Lines of data:
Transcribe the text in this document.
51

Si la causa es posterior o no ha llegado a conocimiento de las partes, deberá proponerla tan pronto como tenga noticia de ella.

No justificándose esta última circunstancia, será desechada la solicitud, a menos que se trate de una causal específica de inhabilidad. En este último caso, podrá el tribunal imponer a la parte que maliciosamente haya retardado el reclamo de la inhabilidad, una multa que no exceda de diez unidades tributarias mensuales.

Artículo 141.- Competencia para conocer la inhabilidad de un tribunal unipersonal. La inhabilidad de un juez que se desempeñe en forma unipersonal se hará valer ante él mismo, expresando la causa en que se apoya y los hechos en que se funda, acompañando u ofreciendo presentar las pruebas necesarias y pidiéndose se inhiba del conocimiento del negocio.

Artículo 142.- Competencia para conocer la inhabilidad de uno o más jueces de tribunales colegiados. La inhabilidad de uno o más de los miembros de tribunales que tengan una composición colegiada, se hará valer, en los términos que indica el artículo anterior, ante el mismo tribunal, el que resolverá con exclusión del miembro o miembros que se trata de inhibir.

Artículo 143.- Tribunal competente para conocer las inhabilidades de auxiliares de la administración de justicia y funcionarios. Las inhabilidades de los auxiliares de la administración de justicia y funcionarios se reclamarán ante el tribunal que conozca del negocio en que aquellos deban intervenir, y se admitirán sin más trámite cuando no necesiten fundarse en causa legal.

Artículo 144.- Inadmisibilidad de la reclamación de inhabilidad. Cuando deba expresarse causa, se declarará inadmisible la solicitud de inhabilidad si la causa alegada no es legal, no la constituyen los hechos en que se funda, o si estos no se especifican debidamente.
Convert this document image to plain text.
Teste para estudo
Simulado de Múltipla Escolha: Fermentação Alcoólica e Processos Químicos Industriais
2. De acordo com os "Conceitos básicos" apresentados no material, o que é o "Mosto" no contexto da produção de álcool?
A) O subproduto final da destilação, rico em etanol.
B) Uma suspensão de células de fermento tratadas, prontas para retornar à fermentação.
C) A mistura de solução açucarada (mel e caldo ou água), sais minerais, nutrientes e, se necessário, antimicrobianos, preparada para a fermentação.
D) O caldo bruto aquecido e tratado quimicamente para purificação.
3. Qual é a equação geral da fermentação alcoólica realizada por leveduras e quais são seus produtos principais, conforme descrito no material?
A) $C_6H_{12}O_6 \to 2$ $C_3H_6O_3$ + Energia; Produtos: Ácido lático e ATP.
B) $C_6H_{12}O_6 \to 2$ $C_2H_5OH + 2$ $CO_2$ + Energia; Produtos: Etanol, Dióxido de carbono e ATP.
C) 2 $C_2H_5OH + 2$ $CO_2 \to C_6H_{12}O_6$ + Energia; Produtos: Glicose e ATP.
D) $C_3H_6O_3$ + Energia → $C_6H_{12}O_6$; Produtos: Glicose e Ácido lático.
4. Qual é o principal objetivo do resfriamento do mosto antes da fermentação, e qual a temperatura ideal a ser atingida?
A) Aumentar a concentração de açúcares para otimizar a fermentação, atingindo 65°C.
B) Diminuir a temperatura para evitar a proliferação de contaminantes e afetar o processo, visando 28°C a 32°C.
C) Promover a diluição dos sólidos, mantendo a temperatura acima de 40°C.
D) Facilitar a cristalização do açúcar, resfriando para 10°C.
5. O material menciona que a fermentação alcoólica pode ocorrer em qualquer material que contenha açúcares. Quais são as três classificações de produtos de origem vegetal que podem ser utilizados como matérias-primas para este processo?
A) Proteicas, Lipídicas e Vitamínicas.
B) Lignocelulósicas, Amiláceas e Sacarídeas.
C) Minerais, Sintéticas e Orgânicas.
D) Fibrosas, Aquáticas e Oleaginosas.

**GIVEN TASK**.
Set down each entry again, unchanged.

**TASK RESPONSE**.
Transcribe the text in this document.
51

Si la causa es posterior o no ha llegado a conocimiento de las partes, deberá proponerla tan pronto como tenga noticia de ella.

No justificándose esta última circunstancia, será desechada la solicitud, a menos que se trate de una causal específica de inhabilidad. En este último caso, podrá el tribunal imponer a la parte que maliciosamente haya retardado el reclamo de la inhabilidad, una multa que no exceda de diez unidades tributarias mensuales.

Artículo 141.- Competencia para conocer la inhabilidad de un tribunal unipersonal. La inhabilidad de un juez que se desempeñe en forma unipersonal se hará valer ante él mismo, expresando la causa en que se apoya y los hechos en que se funda, acompañando u ofreciendo presentar las pruebas necesarias y pidiéndose se inhiba del conocimiento del negocio.

Artículo 142.- Competencia para conocer la inhabilidad de uno o más jueces de tribunales colegiados. La inhabilidad de uno o más de los miembros de tribunales que tengan una composición colegiada, se hará valer, en los términos que indica el artículo anterior, ante el mismo tribunal, el que resolverá con exclusión del miembro o miembros que se trata de inhibir.

Artículo 143.- Tribunal competente para conocer las inhabilidades de auxiliares de la administración de justicia y funcionarios. Las inhabilidades de los auxiliares de la administración de justicia y funcionarios se reclamarán ante el tribunal que conozca del negocio en que aquellos deban intervenir, y se admitirán sin más trámite cuando no necesiten fundarse en causa legal.

Artículo 144.- Inadmisibilidad de la reclamación de inhabilidad. Cuando deba expresarse causa, se declarará inadmisible la solicitud de inhabilidad si la causa alegada no es legal, no la constituyen los hechos en que se funda, o si estos no se especifican debidamente.
Convert this document image to plain text.
Teste para estudo
Simulado de Múltipla Escolha: Fermentação Alcoólica e Processos Químicos Industriais
2. De acordo com os "Conceitos básicos" apresentados no material, o que é o "Mosto" no contexto da produção de álcool?
A) O subproduto final da destilação, rico em etanol.
B) Uma suspensão de células de fermento tratadas, prontas para retornar à fermentação.
C) A mistura de solução açucarada (mel e caldo ou água), sais minerais, nutrientes e, se necessário, antimicrobianos, preparada para a fermentação.
D) O caldo bruto aquecido e tratado quimicamente para purificação.
3. Qual é a equação geral da fermentação alcoólica realizada por leveduras e quais são seus produtos principais, conforme descrito no material?
A) $C_6H_{12}O_6 \to 2$ $C_3H_6O_3$ + Energia; Produtos: Ácido lático e ATP.
B) $C_6H_{12}O_6 \to 2$ $C_2H_5OH + 2$ $CO_2$ + Energia; Produtos: Etanol, Dióxido de carbono e ATP.
C) 2 $C_2H_5OH + 2$ $CO_2 \to C_6H_{12}O_6$ + Energia; Produtos: Glicose e ATP.
D) $C_3H_6O_3$ + Energia → $C_6H_{12}O_6$; Produtos: Glicose e Ácido lático.
4. Qual é o principal objetivo do resfriamento do mosto antes da fermentação, e qual a temperatura ideal a ser atingida?
A) Aumentar a concentração de açúcares para otimizar a fermentação, atingindo 65°C.
B) Diminuir a temperatura para evitar a proliferação de contaminantes e afetar o processo, visando 28°C a 32°C.
C) Promover a diluição dos sólidos, mantendo a temperatura acima de 40°C.
D) Facilitar a cristalização do açúcar, resfriando para 10°C.
5. O material menciona que a fermentação alcoólica pode ocorrer em qualquer material que contenha açúcares. Quais são as três classificações de produtos de origem vegetal que podem ser utilizados como matérias-primas para este processo?
A) Proteicas, Lipídicas e Vitamínicas.
B) Lignocelulósicas, Amiláceas e Sacarídeas.
C) Minerais, Sintéticas e Orgânicas.
D) Fibrosas, Aquáticas e Oleaginosas.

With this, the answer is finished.